DESCRIPTION OF THE TASK |
Isolate every line in the records below with "Mapeamento" in it.

-- Begin THE RECORDS --

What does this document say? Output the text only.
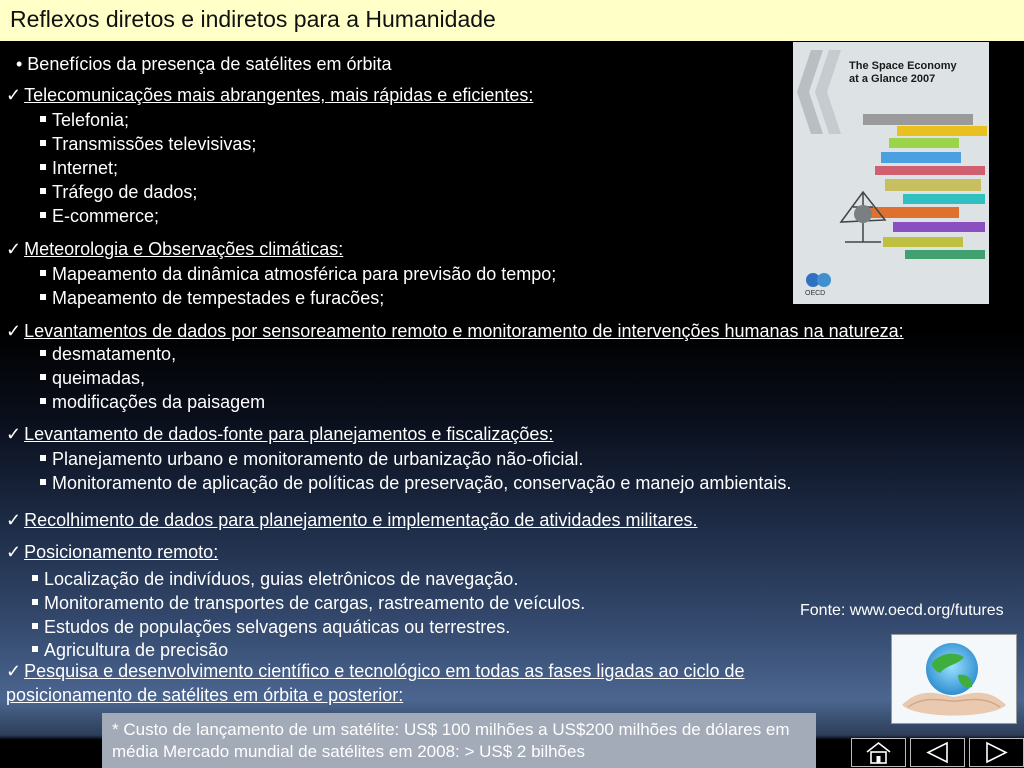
Reflexos diretos e indiretos para a Humanidade
• Benefícios da presença de satélites em órbita
✓ Telecomunicações mais abrangentes, mais rápidas e eficientes:
Telefonia;
Transmissões televisivas;
Internet;
Tráfego de dados;
E-commerce;
✓ Meteorologia e Observações climáticas:
Mapeamento da dinâmica atmosférica para previsão do tempo;
Mapeamento de tempestades e furacões;
✓ Levantamentos de dados por sensoreamento remoto e monitoramento de intervenções humanas na natureza:
desmatamento,
queimadas,
modificações da paisagem
✓ Levantamento de dados-fonte para planejamentos e fiscalizações:
Planejamento urbano e monitoramento de urbanização não-oficial.
Monitoramento de aplicação de políticas de preservação, conservação e manejo ambientais.
✓ Recolhimento de dados para planejamento e implementação de atividades militares.
✓ Posicionamento remoto:
Localização de indivíduos, guias eletrônicos de navegação.
Monitoramento de transportes de cargas, rastreamento de veículos.
Estudos de populações selvagens aquáticas ou terrestres.
Agricultura de precisão
✓ Pesquisa e desenvolvimento científico e tecnológico em todas as fases ligadas ao ciclo de
posicionamento de satélites em órbita e posterior:
The Space Economy
at a Glance 2007
OECD
Fonte: www.oecd.org/futures
* Custo de lançamento de um satélite: US$ 100 milhões a US$200 milhões de dólares em média Mercado mundial de satélites em 2008: > US$ 2 bilhões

-- End THE RECORDS --

RESPONSE |
Mapeamento da dinâmica atmosférica para previsão do tempo;
Mapeamento de tempestades e furacões;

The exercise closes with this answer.